**Exercise task:** Identify each line below containing the string "JSON" and copy it.

**Supplied records:**
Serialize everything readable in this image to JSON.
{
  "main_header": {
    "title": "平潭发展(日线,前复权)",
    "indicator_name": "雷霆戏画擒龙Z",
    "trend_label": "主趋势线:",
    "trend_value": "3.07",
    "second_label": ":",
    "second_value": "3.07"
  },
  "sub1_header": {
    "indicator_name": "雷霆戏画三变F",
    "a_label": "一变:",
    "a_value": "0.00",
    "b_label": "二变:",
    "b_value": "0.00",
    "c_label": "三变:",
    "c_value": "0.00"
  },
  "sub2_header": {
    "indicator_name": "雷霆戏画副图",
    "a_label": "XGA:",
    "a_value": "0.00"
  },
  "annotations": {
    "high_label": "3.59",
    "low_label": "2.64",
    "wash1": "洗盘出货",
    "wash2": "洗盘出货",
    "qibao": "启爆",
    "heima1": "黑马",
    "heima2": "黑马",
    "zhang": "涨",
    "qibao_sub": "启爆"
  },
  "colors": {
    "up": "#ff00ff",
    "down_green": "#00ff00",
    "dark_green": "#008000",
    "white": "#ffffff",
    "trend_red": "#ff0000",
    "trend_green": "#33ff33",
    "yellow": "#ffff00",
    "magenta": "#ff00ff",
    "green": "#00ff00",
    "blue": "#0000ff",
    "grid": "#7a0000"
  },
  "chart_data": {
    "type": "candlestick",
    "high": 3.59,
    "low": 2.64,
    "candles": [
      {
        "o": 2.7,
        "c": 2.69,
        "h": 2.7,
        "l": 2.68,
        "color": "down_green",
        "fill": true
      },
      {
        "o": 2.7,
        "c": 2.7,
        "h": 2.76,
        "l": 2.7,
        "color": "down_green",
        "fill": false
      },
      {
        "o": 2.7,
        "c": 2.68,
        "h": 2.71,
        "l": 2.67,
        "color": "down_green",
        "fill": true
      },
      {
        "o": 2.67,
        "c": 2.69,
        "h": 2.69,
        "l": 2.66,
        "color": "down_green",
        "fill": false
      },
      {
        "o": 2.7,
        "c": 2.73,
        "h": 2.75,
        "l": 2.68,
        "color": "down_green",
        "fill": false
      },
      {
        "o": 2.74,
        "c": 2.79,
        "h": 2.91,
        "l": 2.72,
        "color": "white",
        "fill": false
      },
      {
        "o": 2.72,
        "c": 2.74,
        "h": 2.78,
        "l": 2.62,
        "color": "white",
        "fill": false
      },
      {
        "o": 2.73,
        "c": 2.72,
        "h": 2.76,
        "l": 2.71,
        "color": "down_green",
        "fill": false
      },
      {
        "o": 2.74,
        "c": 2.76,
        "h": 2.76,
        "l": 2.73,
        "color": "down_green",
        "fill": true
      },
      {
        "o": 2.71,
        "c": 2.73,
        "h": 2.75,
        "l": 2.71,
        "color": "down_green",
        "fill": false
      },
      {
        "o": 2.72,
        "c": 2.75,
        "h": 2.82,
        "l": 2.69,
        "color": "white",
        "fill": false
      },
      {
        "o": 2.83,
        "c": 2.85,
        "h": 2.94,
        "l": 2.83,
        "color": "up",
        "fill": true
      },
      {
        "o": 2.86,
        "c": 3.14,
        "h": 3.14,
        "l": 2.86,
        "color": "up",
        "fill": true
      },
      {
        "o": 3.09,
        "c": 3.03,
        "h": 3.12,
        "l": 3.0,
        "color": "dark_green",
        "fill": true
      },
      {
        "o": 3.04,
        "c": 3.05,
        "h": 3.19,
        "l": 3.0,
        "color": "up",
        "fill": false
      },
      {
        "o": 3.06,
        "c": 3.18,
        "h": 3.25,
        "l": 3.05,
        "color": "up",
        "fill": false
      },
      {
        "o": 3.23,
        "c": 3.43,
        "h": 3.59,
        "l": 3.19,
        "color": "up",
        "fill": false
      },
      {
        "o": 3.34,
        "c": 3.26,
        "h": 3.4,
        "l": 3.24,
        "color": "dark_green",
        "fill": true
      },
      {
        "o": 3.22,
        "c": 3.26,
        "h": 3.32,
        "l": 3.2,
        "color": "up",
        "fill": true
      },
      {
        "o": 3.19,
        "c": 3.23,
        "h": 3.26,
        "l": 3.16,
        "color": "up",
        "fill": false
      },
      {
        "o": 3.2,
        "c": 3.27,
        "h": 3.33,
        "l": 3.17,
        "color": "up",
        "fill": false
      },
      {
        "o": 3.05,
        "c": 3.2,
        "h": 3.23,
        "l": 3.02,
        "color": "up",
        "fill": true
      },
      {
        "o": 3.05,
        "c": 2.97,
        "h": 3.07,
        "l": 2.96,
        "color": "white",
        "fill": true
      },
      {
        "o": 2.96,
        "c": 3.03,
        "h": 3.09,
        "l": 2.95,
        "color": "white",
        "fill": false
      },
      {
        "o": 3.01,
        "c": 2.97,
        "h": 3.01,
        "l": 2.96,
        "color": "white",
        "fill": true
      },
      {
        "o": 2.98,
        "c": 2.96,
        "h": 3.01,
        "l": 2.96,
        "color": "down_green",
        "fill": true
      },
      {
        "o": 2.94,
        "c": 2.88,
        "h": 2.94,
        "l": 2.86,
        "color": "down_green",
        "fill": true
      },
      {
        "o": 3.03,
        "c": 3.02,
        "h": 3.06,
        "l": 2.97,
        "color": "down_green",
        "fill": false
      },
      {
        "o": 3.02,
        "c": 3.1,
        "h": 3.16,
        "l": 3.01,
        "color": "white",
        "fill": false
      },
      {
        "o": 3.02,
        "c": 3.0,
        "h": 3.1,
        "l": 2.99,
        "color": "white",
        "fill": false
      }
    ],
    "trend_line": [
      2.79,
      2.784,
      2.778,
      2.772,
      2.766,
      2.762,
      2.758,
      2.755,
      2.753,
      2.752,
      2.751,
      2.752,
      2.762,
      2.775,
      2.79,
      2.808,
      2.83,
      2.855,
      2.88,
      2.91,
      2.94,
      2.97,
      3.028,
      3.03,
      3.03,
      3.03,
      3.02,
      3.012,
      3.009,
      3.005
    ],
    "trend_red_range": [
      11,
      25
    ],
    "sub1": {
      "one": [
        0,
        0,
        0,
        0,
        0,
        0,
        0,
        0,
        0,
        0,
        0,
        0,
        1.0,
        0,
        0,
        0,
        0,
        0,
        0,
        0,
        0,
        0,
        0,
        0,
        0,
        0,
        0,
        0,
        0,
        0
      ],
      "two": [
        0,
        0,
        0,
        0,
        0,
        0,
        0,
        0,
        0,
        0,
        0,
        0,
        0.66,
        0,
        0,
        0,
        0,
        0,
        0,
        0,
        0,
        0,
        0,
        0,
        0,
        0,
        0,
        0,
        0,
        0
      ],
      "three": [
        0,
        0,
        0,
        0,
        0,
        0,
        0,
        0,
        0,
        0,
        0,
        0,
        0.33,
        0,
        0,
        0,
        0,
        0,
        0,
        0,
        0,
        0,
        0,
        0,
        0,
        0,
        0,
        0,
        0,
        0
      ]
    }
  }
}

---

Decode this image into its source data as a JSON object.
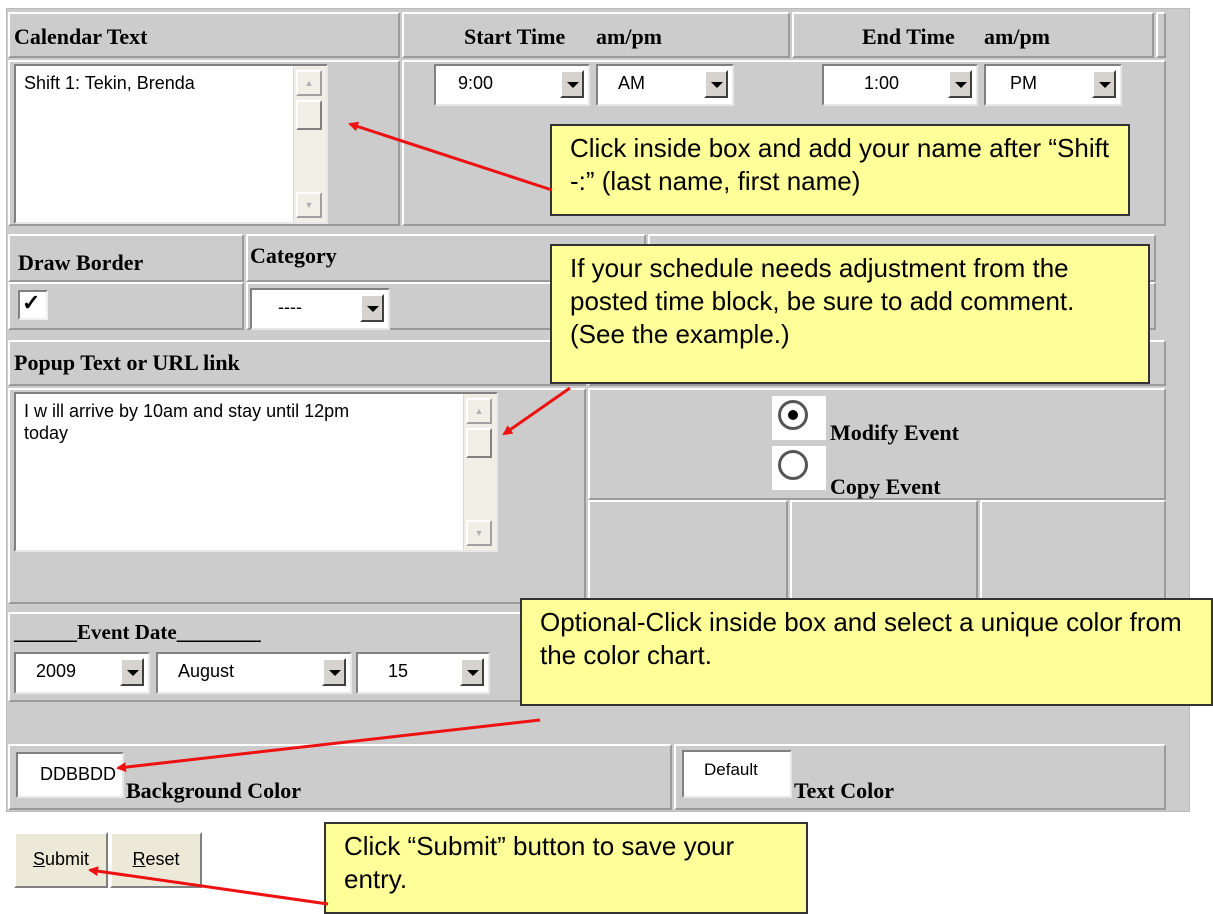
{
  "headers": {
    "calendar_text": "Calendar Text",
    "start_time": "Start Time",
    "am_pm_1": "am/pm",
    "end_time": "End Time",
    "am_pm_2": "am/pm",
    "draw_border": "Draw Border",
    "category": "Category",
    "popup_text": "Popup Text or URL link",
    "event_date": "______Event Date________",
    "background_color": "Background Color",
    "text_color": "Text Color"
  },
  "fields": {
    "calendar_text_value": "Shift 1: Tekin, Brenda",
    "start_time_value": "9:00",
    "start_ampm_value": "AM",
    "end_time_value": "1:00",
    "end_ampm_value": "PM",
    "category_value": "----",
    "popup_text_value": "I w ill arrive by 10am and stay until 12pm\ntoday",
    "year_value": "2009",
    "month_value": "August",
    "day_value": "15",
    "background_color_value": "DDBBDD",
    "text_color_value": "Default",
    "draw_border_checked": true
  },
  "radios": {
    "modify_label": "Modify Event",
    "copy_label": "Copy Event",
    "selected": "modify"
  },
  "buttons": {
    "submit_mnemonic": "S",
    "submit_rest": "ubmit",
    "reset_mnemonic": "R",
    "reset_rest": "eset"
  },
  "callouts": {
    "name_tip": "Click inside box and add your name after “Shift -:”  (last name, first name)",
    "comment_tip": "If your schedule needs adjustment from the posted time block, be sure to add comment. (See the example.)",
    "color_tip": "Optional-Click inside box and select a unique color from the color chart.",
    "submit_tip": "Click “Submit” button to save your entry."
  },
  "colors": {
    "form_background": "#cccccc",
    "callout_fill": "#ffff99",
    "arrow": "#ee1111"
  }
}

**Solution for this problem:**
Serialize everything readable in this image to JSON.
Decode this image into its source data as a JSON object.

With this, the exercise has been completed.